***** Data provided
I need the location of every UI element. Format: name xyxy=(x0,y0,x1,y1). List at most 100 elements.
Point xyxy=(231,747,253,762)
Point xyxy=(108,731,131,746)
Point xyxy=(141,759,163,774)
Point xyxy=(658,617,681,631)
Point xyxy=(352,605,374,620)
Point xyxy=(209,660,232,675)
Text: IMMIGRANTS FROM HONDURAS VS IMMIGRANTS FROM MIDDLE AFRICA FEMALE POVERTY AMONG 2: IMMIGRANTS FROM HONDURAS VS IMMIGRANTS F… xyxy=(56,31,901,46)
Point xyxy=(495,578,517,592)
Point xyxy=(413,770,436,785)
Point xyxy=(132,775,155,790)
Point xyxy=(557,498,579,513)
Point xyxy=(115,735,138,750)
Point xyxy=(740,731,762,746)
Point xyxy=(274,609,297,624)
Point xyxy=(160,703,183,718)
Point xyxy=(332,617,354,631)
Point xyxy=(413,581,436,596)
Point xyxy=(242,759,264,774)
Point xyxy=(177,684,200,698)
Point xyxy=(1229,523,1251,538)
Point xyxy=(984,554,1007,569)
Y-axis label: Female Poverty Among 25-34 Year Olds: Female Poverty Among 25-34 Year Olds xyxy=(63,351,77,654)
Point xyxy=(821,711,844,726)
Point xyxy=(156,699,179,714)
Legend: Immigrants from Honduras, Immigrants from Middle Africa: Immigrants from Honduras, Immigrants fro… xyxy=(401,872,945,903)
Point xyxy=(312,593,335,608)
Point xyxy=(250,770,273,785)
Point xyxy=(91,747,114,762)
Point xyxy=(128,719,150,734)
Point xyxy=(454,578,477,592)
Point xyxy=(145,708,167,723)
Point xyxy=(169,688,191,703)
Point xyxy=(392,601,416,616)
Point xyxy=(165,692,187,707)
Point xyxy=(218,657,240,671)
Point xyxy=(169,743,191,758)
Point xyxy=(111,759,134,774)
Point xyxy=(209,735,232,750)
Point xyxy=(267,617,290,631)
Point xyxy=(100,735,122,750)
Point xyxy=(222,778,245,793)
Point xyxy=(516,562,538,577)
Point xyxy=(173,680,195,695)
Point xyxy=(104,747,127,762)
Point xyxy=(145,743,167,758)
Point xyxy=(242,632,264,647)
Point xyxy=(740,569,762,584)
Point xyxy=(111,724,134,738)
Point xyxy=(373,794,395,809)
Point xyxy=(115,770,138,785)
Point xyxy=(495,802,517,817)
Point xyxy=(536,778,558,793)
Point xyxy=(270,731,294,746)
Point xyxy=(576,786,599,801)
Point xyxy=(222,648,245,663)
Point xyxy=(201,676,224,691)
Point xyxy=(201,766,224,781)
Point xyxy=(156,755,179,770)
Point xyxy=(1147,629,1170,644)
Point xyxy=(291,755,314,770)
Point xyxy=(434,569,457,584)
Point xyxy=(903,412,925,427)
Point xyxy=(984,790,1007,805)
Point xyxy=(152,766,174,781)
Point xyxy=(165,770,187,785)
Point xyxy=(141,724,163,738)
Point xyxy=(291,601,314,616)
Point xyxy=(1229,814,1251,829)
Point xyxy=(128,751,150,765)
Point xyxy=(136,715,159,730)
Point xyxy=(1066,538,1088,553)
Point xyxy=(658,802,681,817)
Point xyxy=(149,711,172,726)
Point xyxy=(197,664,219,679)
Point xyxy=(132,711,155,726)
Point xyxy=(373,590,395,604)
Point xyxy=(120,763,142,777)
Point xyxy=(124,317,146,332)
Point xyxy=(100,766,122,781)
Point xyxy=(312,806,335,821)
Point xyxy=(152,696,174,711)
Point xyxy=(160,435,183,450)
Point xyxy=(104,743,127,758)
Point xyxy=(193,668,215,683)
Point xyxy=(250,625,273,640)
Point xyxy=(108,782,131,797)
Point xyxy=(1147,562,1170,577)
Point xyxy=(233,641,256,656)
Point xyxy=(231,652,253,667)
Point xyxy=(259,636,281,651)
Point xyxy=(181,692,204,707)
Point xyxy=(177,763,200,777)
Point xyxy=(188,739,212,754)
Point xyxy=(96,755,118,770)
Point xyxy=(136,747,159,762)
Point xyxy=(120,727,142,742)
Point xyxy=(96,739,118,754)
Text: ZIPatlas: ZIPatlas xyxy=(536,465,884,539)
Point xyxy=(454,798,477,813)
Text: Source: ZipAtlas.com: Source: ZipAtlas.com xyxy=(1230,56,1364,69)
**********
◆ What you need to do ◆
Rewrite all of the lines above, swapping every "Point" for "Marker" and changing nothing else.

◆ Result ◆
I need the location of every UI element. Format: name xyxy=(x0,y0,x1,y1). List at most 100 elements.
Marker xyxy=(231,747,253,762)
Marker xyxy=(108,731,131,746)
Marker xyxy=(141,759,163,774)
Marker xyxy=(658,617,681,631)
Marker xyxy=(352,605,374,620)
Marker xyxy=(209,660,232,675)
Text: IMMIGRANTS FROM HONDURAS VS IMMIGRANTS FROM MIDDLE AFRICA FEMALE POVERTY AMONG 2: IMMIGRANTS FROM HONDURAS VS IMMIGRANTS F… xyxy=(56,31,901,46)
Marker xyxy=(495,578,517,592)
Marker xyxy=(413,770,436,785)
Marker xyxy=(132,775,155,790)
Marker xyxy=(557,498,579,513)
Marker xyxy=(115,735,138,750)
Marker xyxy=(740,731,762,746)
Marker xyxy=(274,609,297,624)
Marker xyxy=(160,703,183,718)
Marker xyxy=(332,617,354,631)
Marker xyxy=(413,581,436,596)
Marker xyxy=(242,759,264,774)
Marker xyxy=(177,684,200,698)
Marker xyxy=(1229,523,1251,538)
Marker xyxy=(984,554,1007,569)
Y-axis label: Female Poverty Among 25-34 Year Olds: Female Poverty Among 25-34 Year Olds xyxy=(63,351,77,654)
Marker xyxy=(821,711,844,726)
Marker xyxy=(156,699,179,714)
Legend: Immigrants from Honduras, Immigrants from Middle Africa: Immigrants from Honduras, Immigrants fro… xyxy=(401,872,945,903)
Marker xyxy=(312,593,335,608)
Marker xyxy=(250,770,273,785)
Marker xyxy=(91,747,114,762)
Marker xyxy=(128,719,150,734)
Marker xyxy=(454,578,477,592)
Marker xyxy=(145,708,167,723)
Marker xyxy=(169,688,191,703)
Marker xyxy=(392,601,416,616)
Marker xyxy=(165,692,187,707)
Marker xyxy=(218,657,240,671)
Marker xyxy=(169,743,191,758)
Marker xyxy=(111,759,134,774)
Marker xyxy=(209,735,232,750)
Marker xyxy=(267,617,290,631)
Marker xyxy=(100,735,122,750)
Marker xyxy=(222,778,245,793)
Marker xyxy=(516,562,538,577)
Marker xyxy=(173,680,195,695)
Marker xyxy=(104,747,127,762)
Marker xyxy=(145,743,167,758)
Marker xyxy=(242,632,264,647)
Marker xyxy=(740,569,762,584)
Marker xyxy=(111,724,134,738)
Marker xyxy=(373,794,395,809)
Marker xyxy=(115,770,138,785)
Marker xyxy=(495,802,517,817)
Marker xyxy=(536,778,558,793)
Marker xyxy=(270,731,294,746)
Marker xyxy=(576,786,599,801)
Marker xyxy=(222,648,245,663)
Marker xyxy=(201,676,224,691)
Marker xyxy=(201,766,224,781)
Marker xyxy=(156,755,179,770)
Marker xyxy=(1147,629,1170,644)
Marker xyxy=(291,755,314,770)
Marker xyxy=(434,569,457,584)
Marker xyxy=(903,412,925,427)
Marker xyxy=(984,790,1007,805)
Marker xyxy=(152,766,174,781)
Marker xyxy=(165,770,187,785)
Marker xyxy=(141,724,163,738)
Marker xyxy=(291,601,314,616)
Marker xyxy=(1229,814,1251,829)
Marker xyxy=(128,751,150,765)
Marker xyxy=(136,715,159,730)
Marker xyxy=(1066,538,1088,553)
Marker xyxy=(658,802,681,817)
Marker xyxy=(149,711,172,726)
Marker xyxy=(197,664,219,679)
Marker xyxy=(132,711,155,726)
Marker xyxy=(373,590,395,604)
Marker xyxy=(120,763,142,777)
Marker xyxy=(124,317,146,332)
Marker xyxy=(100,766,122,781)
Marker xyxy=(312,806,335,821)
Marker xyxy=(152,696,174,711)
Marker xyxy=(160,435,183,450)
Marker xyxy=(104,743,127,758)
Marker xyxy=(193,668,215,683)
Marker xyxy=(250,625,273,640)
Marker xyxy=(108,782,131,797)
Marker xyxy=(1147,562,1170,577)
Marker xyxy=(233,641,256,656)
Marker xyxy=(231,652,253,667)
Marker xyxy=(259,636,281,651)
Marker xyxy=(181,692,204,707)
Marker xyxy=(177,763,200,777)
Marker xyxy=(188,739,212,754)
Marker xyxy=(96,755,118,770)
Marker xyxy=(136,747,159,762)
Marker xyxy=(120,727,142,742)
Marker xyxy=(96,739,118,754)
Text: ZIPatlas: ZIPatlas xyxy=(536,465,884,539)
Marker xyxy=(454,798,477,813)
Text: Source: ZipAtlas.com: Source: ZipAtlas.com xyxy=(1230,56,1364,69)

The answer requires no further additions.